Required task ▸ Gather all lines in the entries below that include the word "breakout".

Records ▸

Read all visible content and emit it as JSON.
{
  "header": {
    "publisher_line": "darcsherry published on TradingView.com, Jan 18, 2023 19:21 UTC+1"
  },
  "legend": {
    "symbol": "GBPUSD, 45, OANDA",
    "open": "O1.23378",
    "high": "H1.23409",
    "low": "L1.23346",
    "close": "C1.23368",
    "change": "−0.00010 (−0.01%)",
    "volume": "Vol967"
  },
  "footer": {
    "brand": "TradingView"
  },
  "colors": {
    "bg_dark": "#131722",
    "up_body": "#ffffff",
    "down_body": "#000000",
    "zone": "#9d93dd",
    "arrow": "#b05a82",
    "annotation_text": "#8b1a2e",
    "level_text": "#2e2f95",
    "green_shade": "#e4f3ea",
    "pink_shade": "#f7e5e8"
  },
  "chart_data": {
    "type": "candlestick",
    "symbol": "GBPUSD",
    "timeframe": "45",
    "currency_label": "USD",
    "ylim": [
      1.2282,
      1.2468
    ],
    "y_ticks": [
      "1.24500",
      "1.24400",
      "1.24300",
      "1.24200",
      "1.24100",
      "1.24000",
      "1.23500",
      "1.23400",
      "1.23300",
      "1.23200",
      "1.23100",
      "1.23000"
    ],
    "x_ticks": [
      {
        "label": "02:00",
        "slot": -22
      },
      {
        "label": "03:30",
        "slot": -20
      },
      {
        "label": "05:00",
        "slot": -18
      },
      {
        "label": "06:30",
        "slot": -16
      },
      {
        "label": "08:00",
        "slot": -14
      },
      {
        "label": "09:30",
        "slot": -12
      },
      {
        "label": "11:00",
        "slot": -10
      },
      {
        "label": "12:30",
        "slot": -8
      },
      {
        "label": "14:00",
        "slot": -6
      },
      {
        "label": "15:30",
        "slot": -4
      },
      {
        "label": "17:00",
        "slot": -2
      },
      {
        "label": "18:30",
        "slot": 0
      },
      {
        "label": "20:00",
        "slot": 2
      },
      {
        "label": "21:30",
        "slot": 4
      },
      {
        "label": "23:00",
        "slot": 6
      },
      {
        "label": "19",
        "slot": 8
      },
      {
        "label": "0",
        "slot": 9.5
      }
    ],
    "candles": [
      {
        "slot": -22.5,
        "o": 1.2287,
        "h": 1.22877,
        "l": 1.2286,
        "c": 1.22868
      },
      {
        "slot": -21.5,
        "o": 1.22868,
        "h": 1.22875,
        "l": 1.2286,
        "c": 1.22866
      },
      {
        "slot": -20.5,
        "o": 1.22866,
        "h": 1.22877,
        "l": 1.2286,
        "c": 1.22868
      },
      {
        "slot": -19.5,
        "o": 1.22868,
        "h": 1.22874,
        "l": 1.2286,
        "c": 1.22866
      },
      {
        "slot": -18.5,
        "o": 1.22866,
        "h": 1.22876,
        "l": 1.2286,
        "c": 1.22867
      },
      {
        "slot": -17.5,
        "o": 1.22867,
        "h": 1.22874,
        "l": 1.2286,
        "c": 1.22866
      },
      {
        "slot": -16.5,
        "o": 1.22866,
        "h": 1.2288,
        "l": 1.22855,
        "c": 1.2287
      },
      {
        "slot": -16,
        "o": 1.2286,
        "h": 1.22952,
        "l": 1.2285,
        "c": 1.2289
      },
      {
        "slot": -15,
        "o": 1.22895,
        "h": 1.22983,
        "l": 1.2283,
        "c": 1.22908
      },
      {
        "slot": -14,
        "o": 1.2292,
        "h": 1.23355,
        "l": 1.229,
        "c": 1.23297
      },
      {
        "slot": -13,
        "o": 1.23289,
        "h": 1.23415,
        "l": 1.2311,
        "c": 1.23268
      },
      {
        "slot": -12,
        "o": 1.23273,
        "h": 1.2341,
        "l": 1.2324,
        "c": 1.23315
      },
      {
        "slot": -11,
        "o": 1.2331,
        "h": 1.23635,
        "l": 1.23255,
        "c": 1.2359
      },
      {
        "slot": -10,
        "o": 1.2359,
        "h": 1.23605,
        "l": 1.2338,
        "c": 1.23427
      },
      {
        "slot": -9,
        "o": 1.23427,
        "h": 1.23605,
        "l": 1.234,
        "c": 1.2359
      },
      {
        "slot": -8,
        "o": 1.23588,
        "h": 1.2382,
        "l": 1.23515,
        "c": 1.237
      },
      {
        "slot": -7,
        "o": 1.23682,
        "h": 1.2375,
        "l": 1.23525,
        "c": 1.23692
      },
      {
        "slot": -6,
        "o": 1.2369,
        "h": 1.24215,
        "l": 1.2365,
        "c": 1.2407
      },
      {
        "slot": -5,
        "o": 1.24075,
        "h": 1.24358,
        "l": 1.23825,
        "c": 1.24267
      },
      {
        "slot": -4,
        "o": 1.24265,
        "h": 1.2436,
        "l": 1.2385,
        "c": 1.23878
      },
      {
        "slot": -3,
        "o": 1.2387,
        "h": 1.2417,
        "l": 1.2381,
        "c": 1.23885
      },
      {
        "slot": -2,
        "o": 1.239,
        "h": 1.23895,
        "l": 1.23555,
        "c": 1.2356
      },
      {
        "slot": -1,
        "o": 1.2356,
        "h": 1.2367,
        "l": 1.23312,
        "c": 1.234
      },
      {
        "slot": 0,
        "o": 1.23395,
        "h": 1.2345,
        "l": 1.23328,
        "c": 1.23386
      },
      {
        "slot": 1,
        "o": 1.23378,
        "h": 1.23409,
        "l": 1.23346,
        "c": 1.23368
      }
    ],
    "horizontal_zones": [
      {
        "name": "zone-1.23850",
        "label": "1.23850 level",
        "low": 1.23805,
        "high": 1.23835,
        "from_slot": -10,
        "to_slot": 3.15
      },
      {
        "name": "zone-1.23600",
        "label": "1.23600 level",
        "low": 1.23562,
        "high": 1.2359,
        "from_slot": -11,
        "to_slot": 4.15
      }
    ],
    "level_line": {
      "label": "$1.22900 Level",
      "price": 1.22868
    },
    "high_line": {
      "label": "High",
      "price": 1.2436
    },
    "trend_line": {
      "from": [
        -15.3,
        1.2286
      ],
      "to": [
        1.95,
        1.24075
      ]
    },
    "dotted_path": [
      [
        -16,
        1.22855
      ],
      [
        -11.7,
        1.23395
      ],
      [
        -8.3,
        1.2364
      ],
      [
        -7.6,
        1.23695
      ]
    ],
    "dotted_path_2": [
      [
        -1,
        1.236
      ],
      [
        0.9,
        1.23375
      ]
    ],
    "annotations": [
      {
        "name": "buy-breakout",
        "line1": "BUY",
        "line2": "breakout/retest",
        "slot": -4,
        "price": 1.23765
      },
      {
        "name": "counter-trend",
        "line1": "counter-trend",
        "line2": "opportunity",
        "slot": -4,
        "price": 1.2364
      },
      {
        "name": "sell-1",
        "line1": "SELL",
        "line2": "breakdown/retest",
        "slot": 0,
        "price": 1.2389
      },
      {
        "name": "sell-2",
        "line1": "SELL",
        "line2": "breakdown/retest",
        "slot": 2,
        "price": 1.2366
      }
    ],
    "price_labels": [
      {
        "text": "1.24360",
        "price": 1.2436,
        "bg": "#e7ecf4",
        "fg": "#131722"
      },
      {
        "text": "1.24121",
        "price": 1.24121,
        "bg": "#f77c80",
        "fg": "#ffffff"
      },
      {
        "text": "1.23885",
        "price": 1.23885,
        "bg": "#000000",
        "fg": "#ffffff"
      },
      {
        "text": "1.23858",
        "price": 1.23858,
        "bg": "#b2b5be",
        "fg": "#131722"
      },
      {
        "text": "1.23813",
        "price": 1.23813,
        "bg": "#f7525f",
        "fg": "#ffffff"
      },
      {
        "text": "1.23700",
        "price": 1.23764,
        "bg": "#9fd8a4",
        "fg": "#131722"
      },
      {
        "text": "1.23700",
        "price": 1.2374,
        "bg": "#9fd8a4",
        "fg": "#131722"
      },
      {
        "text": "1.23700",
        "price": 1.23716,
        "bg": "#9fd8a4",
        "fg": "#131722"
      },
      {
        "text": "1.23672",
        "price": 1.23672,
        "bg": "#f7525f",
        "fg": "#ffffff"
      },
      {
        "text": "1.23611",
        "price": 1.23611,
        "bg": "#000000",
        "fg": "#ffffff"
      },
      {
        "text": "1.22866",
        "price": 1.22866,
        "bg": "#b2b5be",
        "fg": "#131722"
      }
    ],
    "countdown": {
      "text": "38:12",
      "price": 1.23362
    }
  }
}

Answer in full ▸
        "name": "buy-breakout",
        "line2": "breakout/retest",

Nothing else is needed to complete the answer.